WHAT TO WORK ON: Look through the material below for "nació". Copy every line that contains it.

LISTED ENTRIES:
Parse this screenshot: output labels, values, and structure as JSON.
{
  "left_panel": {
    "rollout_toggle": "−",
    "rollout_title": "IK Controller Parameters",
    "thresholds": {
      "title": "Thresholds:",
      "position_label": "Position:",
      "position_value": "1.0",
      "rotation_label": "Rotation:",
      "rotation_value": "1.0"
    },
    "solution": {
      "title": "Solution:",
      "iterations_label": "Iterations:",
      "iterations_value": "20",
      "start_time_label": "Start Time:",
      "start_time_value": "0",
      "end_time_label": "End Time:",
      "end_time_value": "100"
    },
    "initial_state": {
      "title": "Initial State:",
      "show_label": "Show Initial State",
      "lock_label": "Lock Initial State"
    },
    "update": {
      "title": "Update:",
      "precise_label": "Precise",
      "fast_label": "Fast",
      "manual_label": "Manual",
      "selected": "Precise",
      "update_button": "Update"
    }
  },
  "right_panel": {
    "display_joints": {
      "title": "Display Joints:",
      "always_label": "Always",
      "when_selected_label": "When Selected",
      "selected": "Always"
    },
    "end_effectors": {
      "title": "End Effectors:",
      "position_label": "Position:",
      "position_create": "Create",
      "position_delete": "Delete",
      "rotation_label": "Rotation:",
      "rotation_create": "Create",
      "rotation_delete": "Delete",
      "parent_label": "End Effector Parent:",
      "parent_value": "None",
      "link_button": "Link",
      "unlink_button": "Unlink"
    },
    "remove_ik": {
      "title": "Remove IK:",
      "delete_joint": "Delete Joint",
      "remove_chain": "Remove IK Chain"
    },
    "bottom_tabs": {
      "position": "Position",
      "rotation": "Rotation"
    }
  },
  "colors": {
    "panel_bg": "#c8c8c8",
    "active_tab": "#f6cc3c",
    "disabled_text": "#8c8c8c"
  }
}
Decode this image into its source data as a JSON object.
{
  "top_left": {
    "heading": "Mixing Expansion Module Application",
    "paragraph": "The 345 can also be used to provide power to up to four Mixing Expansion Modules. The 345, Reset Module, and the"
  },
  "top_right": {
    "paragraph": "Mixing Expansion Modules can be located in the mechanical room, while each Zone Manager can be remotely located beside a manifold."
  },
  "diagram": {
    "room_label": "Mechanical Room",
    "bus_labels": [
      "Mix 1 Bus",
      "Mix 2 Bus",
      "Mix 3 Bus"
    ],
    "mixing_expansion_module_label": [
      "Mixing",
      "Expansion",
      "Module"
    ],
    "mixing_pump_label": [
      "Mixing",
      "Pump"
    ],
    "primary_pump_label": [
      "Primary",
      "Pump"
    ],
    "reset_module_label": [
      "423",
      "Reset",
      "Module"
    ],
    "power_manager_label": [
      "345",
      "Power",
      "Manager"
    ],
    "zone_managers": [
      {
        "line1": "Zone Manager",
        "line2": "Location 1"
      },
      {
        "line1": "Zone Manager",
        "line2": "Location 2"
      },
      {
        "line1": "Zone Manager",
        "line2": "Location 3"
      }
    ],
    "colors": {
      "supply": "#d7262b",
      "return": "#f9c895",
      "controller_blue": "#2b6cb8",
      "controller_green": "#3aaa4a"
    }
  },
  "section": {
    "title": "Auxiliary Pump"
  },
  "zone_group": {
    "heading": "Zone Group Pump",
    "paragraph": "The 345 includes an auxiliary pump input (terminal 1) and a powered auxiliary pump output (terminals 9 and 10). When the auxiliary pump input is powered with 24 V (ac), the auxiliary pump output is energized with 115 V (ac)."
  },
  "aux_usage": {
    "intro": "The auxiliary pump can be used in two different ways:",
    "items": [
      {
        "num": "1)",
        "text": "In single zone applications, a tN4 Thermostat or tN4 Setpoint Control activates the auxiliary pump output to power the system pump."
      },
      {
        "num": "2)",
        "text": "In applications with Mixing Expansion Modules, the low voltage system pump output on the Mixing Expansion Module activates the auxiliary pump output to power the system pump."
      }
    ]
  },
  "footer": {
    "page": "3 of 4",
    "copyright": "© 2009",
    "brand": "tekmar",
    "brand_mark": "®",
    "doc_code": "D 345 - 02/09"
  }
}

--

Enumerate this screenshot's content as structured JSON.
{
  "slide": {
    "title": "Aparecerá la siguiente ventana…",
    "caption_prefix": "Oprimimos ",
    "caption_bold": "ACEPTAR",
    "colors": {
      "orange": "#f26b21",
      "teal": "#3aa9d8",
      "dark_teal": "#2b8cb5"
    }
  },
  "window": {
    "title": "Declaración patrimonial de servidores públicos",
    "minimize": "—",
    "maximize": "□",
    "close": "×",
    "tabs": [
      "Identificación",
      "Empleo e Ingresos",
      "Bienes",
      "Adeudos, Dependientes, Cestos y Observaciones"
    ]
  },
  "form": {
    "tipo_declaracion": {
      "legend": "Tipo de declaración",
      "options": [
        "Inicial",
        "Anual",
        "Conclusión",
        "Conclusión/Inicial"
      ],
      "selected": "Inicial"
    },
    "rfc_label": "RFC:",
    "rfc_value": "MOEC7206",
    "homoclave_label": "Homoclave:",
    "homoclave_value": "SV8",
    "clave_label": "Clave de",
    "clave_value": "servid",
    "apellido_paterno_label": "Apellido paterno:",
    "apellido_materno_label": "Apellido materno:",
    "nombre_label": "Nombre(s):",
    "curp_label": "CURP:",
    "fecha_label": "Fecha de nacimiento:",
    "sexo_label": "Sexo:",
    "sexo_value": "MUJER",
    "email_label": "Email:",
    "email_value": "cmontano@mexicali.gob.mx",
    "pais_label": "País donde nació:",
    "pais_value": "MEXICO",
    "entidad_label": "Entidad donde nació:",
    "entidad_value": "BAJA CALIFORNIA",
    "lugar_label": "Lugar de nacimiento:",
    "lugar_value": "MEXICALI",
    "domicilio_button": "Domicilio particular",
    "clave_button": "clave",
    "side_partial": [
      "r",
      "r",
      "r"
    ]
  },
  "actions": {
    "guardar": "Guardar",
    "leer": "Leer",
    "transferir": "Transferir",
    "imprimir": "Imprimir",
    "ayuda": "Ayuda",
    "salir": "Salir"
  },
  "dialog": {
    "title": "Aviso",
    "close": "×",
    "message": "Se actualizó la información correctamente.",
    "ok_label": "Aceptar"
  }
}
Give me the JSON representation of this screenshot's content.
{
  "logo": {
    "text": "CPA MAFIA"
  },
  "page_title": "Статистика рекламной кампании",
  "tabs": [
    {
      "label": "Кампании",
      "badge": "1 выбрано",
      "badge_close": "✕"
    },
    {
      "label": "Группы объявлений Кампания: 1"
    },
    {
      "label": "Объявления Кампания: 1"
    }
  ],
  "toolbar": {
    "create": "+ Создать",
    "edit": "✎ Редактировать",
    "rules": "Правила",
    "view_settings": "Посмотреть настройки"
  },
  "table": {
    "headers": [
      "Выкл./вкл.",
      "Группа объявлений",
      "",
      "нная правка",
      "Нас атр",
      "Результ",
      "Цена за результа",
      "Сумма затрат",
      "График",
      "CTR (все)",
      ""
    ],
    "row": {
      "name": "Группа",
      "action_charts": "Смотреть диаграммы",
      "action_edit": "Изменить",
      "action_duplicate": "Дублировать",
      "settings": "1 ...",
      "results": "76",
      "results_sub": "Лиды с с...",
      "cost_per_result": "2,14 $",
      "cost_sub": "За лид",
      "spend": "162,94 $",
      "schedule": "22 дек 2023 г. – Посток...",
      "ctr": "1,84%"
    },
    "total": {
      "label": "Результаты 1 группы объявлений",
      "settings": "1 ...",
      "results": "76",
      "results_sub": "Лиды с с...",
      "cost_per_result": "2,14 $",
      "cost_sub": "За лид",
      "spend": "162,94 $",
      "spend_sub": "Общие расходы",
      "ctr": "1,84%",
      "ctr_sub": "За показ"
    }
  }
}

SOLUTION FOR THIS EXERCISE:
    "pais_label": "País donde nació:",
    "entidad_label": "Entidad donde nació:",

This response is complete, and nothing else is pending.